═════ PROVIDED MATERIAL ═════

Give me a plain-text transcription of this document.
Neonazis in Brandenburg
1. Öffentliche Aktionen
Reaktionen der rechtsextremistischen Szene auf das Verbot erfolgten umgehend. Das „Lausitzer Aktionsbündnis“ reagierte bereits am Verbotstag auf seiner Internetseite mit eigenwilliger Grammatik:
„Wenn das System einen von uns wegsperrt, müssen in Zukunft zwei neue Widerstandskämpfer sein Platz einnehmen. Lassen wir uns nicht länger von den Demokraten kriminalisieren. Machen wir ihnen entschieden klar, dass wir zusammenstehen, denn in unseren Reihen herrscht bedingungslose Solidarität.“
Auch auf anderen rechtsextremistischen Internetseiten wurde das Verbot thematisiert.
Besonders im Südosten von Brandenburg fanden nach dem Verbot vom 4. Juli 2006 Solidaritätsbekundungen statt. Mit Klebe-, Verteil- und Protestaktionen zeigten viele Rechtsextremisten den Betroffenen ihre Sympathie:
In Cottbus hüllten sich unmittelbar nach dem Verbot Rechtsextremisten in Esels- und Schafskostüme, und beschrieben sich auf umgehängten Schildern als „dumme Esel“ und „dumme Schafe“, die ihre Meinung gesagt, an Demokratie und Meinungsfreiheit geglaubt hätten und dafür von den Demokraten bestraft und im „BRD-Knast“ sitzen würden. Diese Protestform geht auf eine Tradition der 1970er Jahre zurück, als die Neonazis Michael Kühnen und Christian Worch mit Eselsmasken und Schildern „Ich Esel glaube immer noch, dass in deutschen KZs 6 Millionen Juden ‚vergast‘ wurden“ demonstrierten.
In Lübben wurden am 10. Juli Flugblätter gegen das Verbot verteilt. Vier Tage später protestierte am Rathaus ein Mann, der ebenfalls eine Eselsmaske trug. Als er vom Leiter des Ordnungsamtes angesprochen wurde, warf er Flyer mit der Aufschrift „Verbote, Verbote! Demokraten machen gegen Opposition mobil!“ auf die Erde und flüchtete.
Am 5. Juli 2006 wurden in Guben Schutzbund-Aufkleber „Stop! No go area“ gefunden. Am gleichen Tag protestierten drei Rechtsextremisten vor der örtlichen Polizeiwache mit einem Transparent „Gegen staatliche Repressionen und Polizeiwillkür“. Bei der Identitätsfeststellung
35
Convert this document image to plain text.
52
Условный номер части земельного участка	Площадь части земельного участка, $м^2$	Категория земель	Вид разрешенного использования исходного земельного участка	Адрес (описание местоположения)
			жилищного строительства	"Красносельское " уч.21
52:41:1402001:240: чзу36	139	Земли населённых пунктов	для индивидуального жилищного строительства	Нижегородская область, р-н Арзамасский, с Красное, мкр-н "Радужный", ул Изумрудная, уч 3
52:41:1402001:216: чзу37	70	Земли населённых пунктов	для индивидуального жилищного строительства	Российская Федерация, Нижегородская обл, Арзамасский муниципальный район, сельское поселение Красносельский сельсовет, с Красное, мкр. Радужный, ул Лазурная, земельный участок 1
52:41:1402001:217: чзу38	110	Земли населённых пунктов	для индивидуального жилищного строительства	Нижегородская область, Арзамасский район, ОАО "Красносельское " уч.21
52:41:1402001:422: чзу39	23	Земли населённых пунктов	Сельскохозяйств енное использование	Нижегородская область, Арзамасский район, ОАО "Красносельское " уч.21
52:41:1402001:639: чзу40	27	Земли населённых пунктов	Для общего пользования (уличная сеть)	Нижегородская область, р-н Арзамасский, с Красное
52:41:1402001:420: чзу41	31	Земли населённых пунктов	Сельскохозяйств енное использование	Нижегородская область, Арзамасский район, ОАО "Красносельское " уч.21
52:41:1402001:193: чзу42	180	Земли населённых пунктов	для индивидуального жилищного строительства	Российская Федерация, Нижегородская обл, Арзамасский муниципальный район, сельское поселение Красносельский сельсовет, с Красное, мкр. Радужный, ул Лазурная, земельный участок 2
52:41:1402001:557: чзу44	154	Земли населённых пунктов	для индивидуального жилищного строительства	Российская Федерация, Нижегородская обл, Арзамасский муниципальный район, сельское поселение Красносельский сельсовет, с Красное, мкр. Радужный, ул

═════

## TASK TO COMPLETE
Out of the material above, select every line that holds the string "Красносельское".

## REPLY TO THE EXERCISE
			жилищного строительства	"Красносельское " уч.21
52:41:1402001:217: чзу38	110	Земли населённых пунктов	для индивидуального жилищного строительства	Нижегородская область, Арзамасский район, ОАО "Красносельское " уч.21
52:41:1402001:422: чзу39	23	Земли населённых пунктов	Сельскохозяйств енное использование	Нижегородская область, Арзамасский район, ОАО "Красносельское " уч.21
52:41:1402001:420: чзу41	31	Земли населённых пунктов	Сельскохозяйств енное использование	Нижегородская область, Арзамасский район, ОАО "Красносельское " уч.21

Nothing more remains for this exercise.